WRITTEN EXERCISE - Gather all lines with "名称及地址" from the records.
* * * * * * * * *
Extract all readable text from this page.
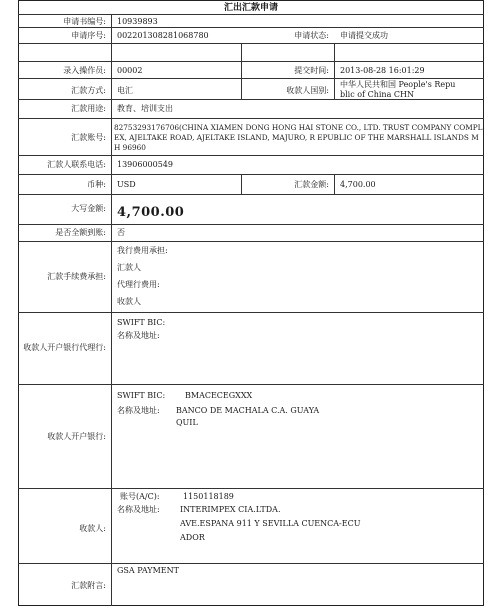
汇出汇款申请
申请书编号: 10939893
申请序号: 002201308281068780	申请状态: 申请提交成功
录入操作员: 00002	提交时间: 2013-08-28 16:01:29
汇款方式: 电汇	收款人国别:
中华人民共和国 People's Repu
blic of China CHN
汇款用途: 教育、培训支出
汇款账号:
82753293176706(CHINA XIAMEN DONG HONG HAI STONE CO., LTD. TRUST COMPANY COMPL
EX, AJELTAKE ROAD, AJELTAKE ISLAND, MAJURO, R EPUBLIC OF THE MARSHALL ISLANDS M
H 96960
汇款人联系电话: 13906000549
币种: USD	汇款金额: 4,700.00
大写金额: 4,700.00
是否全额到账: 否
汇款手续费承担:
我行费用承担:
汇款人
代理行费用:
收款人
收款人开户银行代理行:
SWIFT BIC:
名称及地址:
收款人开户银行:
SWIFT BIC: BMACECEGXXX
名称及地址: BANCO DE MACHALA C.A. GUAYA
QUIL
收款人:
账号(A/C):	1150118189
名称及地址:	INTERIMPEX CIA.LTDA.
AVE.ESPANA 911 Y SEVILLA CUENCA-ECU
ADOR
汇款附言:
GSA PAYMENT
* * * * * * * * *
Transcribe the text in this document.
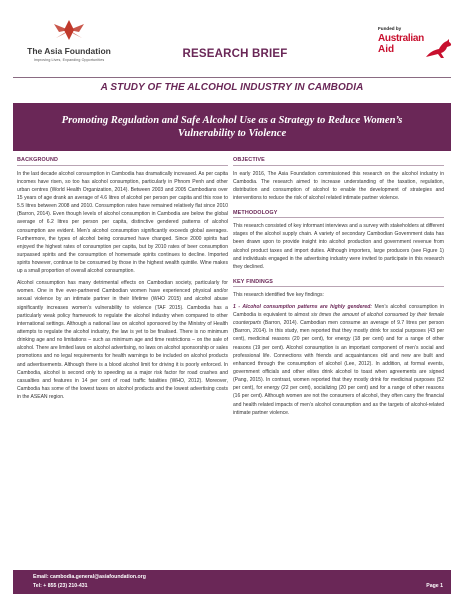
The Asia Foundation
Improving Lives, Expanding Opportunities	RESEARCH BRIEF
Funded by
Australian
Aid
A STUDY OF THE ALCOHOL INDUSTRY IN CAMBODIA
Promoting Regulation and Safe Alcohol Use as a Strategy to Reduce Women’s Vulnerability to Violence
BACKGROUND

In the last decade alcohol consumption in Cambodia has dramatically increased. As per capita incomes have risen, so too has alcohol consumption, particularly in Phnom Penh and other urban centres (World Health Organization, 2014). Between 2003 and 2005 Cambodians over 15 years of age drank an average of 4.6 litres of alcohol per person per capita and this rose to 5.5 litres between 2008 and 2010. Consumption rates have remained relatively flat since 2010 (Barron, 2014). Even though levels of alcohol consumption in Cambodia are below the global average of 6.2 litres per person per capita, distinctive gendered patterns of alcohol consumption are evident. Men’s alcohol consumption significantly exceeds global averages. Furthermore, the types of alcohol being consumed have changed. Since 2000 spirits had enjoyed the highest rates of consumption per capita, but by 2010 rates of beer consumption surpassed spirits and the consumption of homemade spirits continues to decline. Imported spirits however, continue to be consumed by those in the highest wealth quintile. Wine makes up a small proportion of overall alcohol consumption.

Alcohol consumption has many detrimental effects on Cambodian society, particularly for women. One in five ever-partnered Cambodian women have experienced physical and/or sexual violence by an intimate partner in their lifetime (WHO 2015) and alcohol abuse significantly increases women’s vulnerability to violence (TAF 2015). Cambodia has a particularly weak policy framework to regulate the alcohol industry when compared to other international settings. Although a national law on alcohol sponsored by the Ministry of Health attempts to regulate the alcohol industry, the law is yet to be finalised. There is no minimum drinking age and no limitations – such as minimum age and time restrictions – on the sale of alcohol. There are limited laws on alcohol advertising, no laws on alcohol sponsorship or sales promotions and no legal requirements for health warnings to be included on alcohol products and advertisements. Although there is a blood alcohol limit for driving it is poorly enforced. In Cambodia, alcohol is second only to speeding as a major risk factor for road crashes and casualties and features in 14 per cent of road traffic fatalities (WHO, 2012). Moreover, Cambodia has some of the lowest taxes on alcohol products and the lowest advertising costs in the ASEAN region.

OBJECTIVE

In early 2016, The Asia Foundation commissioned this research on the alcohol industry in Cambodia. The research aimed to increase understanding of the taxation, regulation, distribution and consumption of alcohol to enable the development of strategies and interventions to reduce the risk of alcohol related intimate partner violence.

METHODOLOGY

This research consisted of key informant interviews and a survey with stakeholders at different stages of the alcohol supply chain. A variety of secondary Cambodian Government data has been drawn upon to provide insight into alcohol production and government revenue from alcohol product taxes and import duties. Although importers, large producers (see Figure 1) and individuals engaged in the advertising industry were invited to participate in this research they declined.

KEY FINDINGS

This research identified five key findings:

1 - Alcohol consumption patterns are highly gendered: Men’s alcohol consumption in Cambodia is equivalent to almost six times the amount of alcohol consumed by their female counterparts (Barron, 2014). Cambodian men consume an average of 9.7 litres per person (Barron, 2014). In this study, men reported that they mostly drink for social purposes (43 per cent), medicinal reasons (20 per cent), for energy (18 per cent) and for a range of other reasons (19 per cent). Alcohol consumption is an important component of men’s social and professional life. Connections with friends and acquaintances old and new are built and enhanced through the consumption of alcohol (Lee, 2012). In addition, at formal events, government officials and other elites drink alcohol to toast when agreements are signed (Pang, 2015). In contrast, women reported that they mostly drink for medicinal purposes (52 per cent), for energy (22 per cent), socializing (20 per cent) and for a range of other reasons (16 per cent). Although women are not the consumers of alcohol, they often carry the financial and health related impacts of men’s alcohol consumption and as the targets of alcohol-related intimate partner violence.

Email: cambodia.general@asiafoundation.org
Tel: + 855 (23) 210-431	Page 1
* * * * * * * * *
SOLUTION -
名称及地址:
名称及地址: BANCO DE MACHALA C.A. GUAYA
名称及地址:	INTERIMPEX CIA.LTDA.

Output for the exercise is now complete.